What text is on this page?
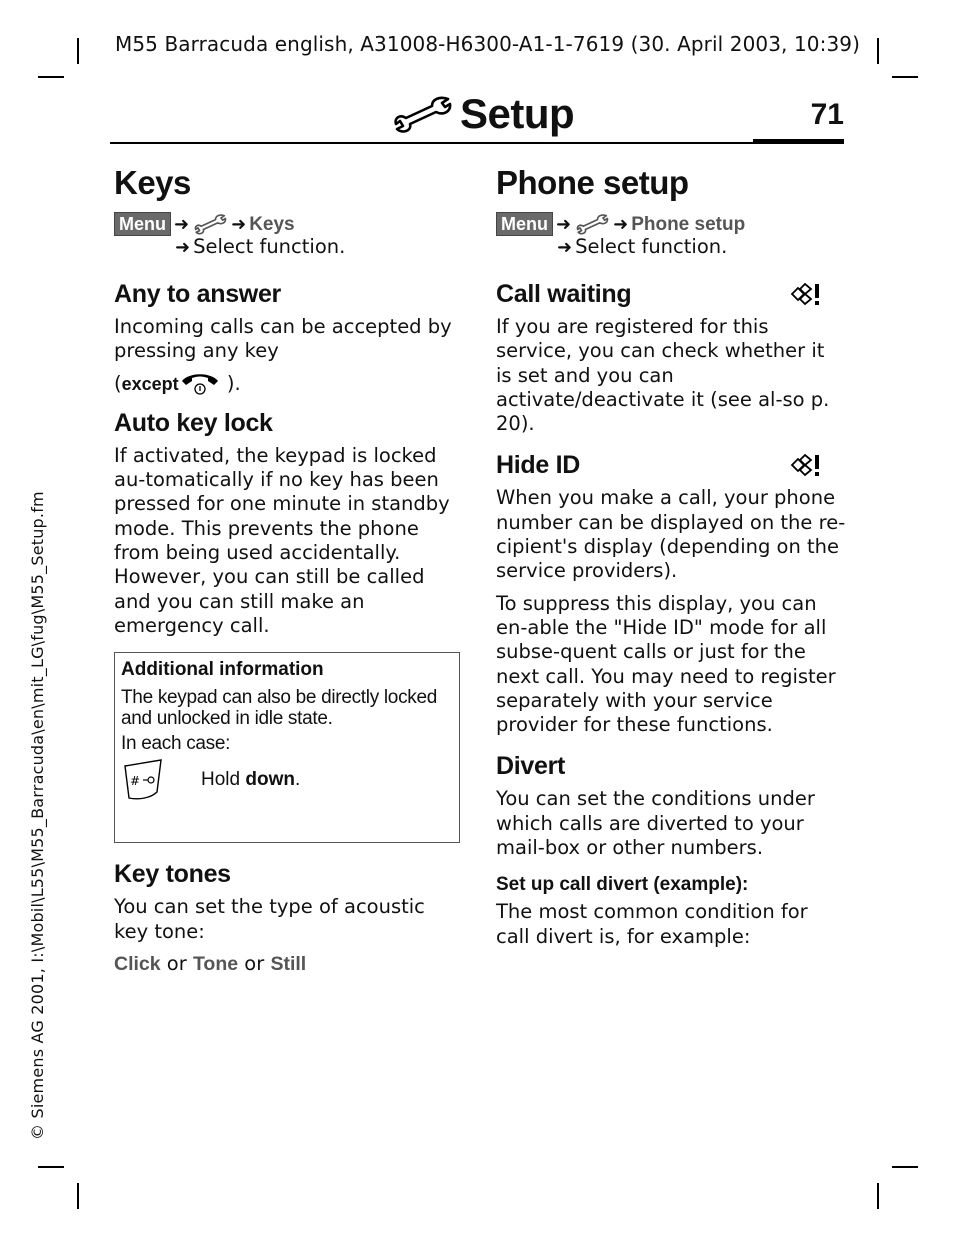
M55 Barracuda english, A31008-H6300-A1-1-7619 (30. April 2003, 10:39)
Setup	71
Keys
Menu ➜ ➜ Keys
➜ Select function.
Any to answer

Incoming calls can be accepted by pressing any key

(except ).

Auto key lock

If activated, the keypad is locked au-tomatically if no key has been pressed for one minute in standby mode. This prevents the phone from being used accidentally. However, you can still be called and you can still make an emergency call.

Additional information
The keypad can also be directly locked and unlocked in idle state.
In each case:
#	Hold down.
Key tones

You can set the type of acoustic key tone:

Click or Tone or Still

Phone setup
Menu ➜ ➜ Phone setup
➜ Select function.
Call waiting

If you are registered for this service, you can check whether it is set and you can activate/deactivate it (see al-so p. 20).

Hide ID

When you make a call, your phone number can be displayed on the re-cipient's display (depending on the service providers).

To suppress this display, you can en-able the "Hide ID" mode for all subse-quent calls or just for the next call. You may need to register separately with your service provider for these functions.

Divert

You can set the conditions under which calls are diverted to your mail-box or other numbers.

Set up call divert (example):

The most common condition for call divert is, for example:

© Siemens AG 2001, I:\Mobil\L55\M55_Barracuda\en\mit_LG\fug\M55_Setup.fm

──────────

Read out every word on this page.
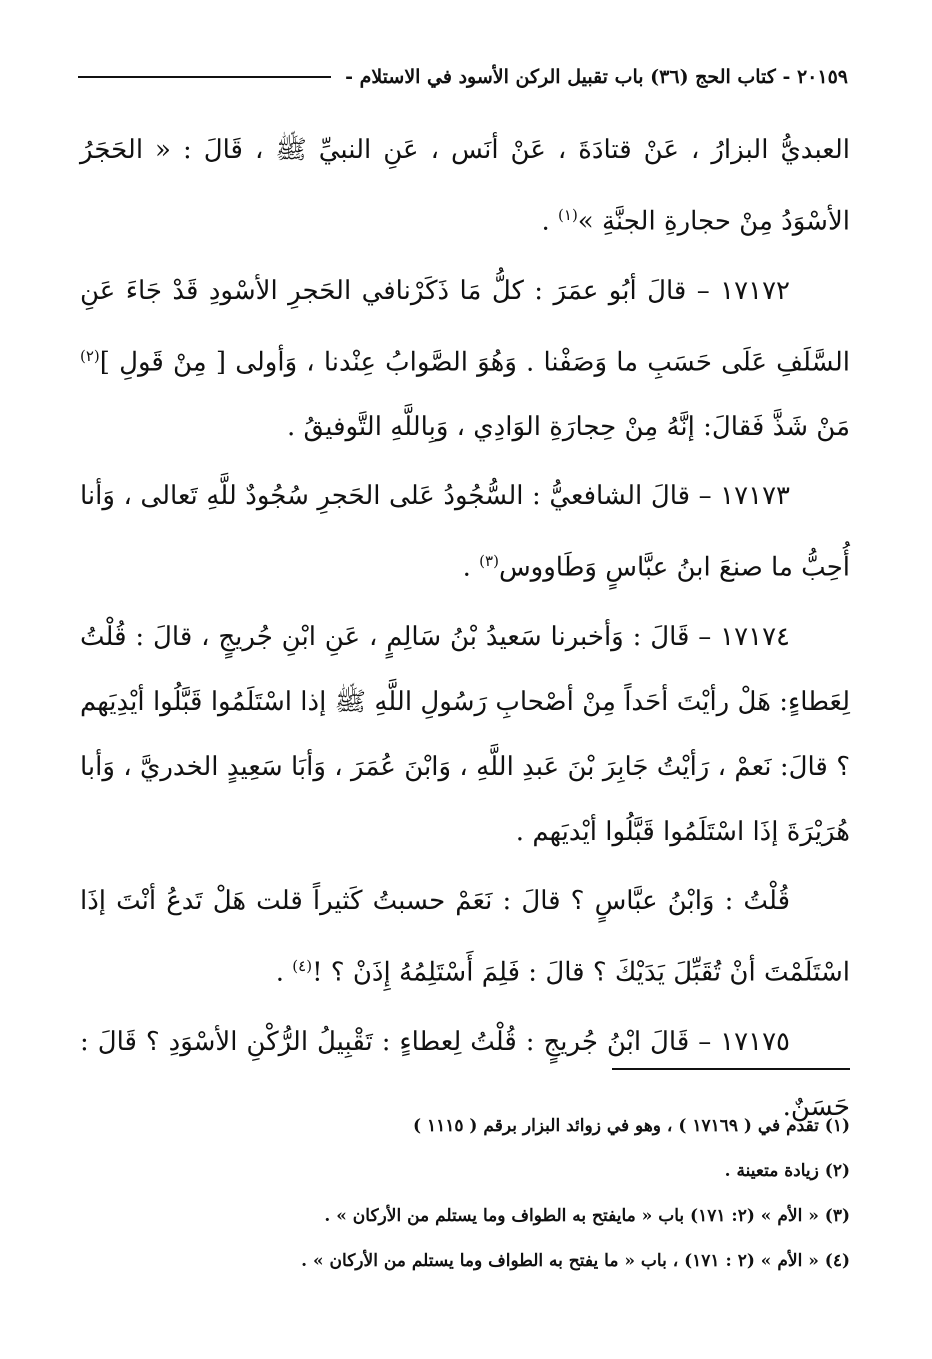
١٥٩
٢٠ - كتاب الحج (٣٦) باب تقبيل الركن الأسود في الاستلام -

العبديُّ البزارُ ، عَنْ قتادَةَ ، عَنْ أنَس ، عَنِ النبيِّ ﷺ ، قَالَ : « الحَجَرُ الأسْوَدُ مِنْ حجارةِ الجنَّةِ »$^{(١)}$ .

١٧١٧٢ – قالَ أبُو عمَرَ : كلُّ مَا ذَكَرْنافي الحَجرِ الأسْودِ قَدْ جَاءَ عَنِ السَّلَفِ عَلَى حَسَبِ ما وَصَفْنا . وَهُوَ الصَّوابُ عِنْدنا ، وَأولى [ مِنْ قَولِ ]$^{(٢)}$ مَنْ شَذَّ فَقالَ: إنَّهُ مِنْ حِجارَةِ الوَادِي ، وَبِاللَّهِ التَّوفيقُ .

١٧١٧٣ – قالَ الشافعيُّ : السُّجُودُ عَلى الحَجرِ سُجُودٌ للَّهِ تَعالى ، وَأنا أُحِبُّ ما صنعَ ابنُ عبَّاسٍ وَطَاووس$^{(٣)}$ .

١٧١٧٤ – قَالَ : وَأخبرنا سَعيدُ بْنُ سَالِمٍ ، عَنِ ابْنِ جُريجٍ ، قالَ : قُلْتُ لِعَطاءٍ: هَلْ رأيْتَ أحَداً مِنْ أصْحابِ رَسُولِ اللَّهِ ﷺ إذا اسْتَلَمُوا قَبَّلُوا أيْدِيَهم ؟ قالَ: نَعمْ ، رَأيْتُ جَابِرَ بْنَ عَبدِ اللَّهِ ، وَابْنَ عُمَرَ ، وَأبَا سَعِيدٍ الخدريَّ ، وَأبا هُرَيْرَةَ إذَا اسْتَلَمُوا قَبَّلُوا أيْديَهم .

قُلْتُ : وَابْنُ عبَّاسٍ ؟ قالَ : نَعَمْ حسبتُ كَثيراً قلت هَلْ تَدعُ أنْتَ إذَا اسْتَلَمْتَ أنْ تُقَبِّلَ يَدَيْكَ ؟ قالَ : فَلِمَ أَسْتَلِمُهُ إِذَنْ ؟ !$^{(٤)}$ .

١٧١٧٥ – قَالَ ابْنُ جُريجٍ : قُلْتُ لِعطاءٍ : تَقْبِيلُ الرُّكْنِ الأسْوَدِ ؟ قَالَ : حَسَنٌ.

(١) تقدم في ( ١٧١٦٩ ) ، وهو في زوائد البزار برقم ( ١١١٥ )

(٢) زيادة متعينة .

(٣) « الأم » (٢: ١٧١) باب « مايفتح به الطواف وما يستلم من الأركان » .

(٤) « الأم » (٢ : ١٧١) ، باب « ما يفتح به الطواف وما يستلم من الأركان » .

──────────

| AIM OF THE EXERCISE |
Gather all lines where the word "calls" appears.

| RESULT |
Incoming calls can be accepted by pressing any key
To suppress this display, you can en-able the "Hide ID" mode for all subse-quent calls or just for the next call. You may need to register separately with your service provider for these functions.
You can set the conditions under which calls are diverted to your mail-box or other numbers.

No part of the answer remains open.